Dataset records
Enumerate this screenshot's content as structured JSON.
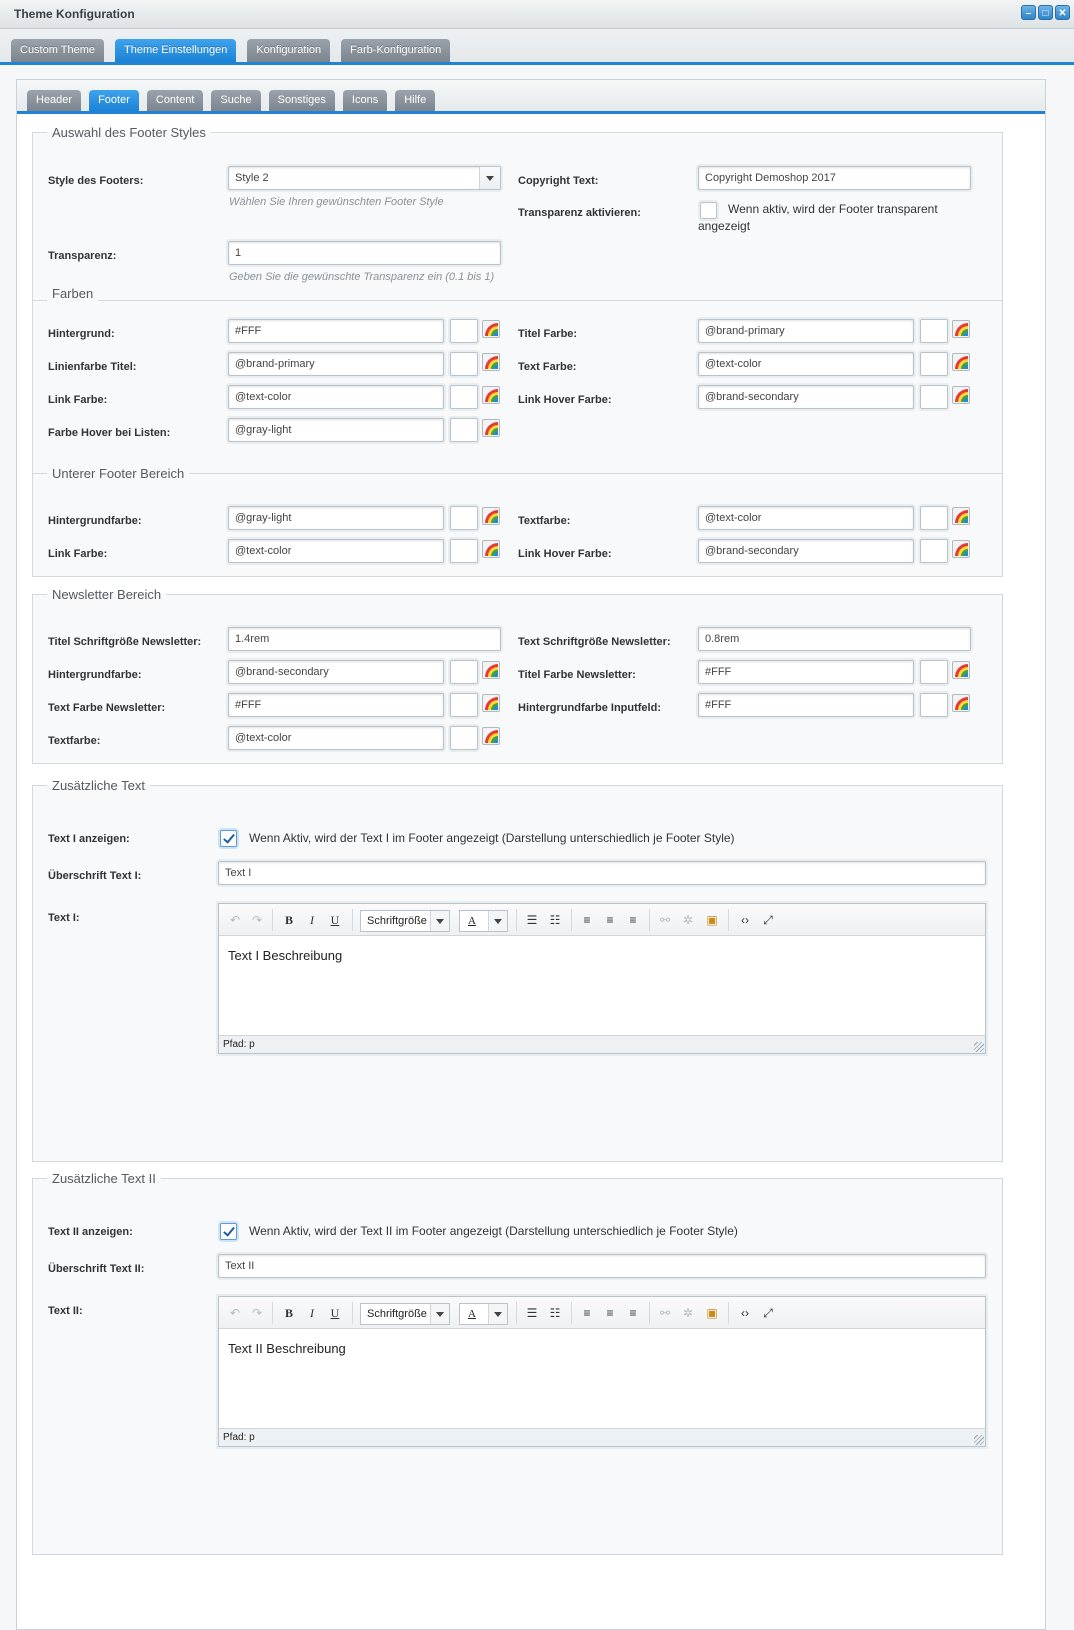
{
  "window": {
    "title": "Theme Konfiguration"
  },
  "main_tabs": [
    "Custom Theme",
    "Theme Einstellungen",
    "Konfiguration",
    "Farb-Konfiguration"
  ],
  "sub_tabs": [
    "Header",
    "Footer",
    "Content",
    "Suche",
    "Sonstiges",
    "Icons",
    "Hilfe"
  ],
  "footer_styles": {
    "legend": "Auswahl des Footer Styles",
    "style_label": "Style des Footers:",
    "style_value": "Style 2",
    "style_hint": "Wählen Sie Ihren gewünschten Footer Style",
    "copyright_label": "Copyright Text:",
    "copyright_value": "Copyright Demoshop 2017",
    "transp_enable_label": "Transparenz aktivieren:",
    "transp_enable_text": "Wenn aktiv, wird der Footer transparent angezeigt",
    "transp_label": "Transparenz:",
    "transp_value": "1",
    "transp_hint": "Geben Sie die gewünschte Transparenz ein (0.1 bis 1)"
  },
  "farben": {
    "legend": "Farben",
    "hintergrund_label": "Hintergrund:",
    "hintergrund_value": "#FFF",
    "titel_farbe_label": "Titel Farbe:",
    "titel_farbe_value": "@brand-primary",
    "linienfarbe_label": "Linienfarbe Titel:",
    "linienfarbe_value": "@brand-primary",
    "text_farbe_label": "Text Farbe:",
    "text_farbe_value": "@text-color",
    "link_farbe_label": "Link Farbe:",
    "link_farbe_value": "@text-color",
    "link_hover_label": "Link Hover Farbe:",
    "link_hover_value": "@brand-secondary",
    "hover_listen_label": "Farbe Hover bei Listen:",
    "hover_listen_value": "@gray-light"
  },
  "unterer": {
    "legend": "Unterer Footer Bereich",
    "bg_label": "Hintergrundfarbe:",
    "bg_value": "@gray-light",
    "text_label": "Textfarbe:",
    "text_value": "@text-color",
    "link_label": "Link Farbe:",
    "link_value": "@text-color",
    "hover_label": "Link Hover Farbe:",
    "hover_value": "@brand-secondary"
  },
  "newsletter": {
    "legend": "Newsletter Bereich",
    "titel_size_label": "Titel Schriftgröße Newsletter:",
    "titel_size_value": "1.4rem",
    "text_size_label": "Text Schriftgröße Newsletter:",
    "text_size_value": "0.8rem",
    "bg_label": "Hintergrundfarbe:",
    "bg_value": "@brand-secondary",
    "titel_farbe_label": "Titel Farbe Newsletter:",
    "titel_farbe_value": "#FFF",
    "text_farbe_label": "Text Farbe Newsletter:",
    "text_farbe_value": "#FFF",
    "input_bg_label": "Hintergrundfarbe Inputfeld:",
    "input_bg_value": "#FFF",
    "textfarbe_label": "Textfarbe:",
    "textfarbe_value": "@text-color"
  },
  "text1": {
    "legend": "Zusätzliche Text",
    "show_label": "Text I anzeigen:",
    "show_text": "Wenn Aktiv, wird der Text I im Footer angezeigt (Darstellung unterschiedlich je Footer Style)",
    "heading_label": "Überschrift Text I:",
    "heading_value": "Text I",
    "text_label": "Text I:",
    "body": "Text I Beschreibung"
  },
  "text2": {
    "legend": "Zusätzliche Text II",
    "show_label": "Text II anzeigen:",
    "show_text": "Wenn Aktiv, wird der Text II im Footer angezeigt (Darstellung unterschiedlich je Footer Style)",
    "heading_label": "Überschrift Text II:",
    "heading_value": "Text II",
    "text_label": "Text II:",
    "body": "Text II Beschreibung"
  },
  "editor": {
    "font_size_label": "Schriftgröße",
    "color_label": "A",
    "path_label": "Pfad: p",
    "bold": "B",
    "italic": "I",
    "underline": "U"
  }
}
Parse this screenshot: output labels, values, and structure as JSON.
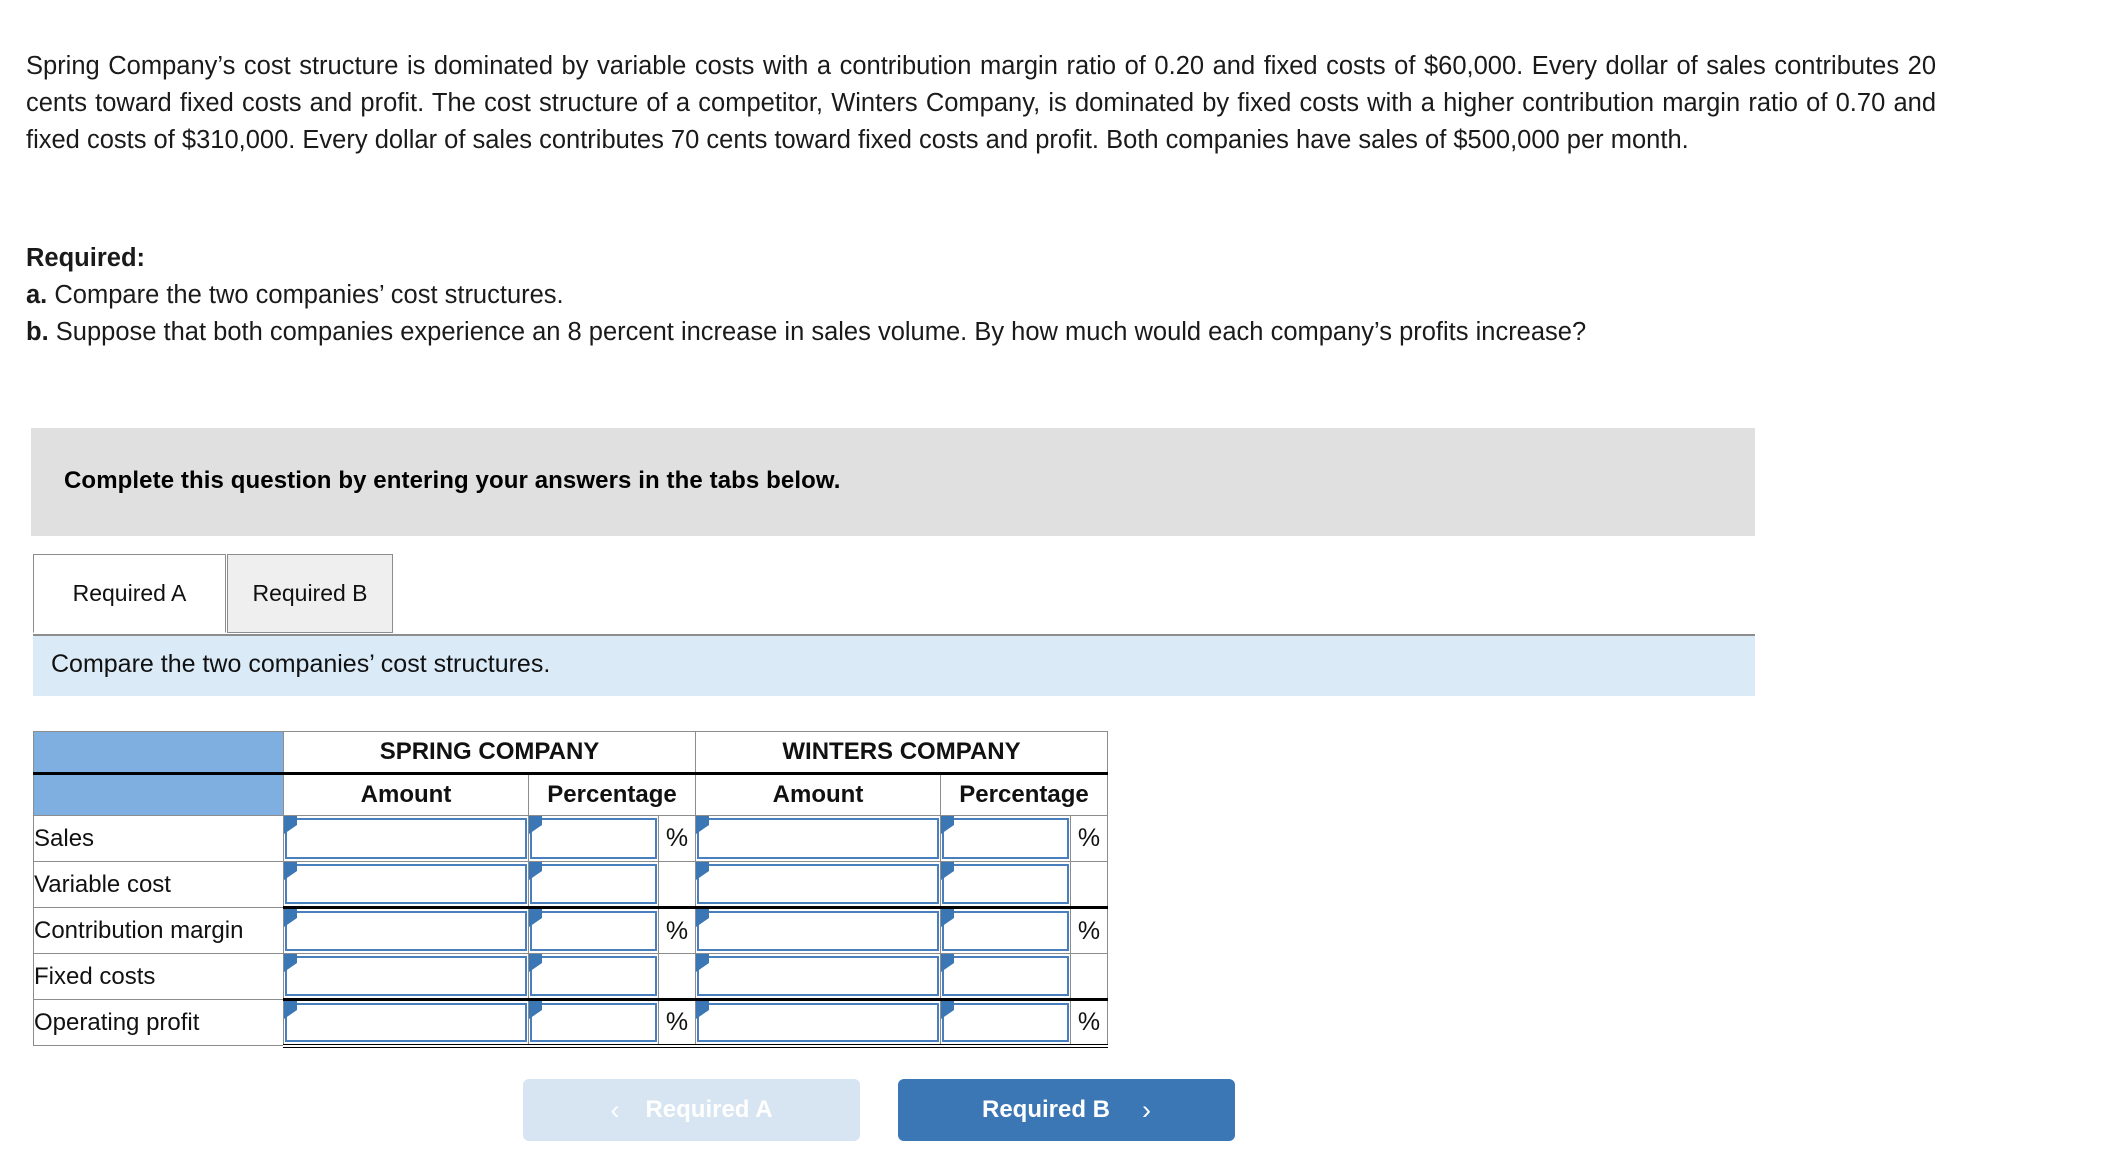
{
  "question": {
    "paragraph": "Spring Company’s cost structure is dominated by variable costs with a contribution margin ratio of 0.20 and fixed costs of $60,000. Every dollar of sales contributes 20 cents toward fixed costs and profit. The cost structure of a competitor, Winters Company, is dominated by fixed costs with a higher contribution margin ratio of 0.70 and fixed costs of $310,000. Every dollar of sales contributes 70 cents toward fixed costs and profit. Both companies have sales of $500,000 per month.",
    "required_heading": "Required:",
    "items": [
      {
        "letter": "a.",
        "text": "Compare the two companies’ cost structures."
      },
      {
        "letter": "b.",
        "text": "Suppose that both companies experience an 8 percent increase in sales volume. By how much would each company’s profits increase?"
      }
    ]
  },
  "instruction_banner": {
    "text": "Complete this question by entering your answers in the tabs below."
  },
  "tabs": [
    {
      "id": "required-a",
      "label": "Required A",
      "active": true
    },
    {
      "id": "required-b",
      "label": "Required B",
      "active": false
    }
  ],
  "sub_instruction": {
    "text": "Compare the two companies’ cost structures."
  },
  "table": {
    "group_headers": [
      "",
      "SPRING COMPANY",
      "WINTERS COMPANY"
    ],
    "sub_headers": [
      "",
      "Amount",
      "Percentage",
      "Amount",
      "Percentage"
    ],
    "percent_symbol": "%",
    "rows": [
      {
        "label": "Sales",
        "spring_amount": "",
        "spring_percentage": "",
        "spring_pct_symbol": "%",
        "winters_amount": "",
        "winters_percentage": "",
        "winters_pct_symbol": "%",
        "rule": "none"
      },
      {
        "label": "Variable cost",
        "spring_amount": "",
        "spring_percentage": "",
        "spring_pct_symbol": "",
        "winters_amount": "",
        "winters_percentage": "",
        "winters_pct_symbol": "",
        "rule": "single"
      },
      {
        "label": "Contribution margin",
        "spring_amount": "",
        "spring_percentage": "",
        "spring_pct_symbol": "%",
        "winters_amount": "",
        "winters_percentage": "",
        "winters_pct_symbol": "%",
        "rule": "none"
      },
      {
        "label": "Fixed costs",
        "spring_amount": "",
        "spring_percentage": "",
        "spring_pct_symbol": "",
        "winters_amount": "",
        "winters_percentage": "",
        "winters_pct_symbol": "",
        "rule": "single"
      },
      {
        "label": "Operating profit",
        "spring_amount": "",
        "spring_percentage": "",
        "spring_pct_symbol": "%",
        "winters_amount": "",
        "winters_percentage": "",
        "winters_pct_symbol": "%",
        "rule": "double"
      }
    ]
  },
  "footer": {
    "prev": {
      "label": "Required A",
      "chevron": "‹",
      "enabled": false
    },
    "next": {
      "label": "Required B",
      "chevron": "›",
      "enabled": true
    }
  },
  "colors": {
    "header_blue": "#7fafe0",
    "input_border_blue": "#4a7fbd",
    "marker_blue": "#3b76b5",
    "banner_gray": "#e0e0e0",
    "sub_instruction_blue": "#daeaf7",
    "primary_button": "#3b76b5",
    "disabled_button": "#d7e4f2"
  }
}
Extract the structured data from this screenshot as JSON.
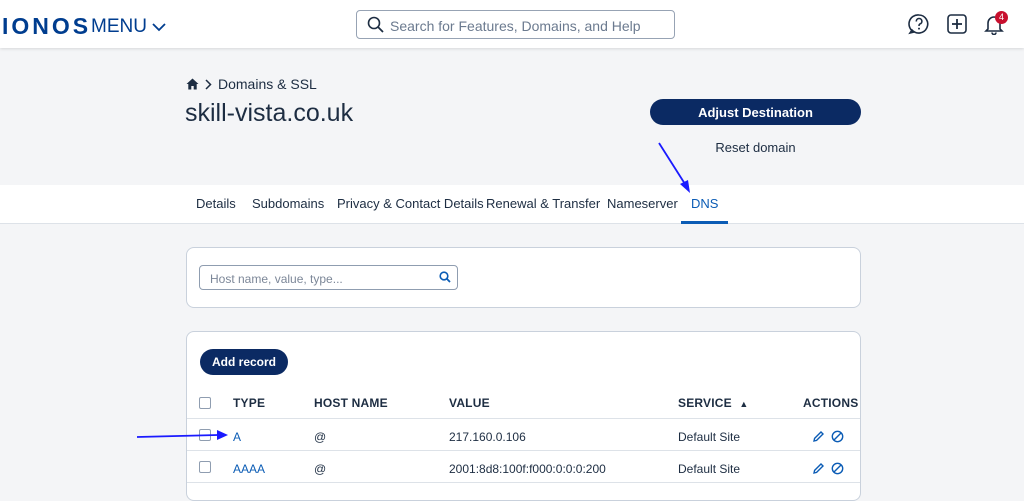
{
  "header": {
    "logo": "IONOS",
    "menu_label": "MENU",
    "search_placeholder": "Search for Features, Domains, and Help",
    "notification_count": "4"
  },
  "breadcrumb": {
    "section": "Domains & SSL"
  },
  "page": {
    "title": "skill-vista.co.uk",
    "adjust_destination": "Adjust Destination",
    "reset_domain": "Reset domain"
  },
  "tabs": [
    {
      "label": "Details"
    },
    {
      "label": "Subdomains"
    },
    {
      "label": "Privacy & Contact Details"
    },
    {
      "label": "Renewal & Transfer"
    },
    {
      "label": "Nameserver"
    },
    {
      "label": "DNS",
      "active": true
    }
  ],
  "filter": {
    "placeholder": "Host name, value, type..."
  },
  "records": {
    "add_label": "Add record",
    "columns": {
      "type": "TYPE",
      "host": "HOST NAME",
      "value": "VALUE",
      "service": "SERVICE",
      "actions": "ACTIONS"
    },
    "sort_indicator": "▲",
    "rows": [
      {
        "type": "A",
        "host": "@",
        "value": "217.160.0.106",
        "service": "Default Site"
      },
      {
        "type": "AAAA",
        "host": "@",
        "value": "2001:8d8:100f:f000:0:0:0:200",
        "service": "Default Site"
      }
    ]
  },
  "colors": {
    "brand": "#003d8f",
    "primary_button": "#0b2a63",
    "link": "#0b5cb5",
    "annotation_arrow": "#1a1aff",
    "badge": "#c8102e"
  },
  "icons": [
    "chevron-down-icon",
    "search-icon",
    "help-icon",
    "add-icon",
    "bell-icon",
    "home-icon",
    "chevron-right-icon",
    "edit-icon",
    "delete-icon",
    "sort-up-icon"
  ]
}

TO BE DONE >>
Copy each line of the listing that contains the string "Überschrift".

REPLY >>
    "heading_label": "Überschrift Text I:",
    "heading_label": "Überschrift Text II:",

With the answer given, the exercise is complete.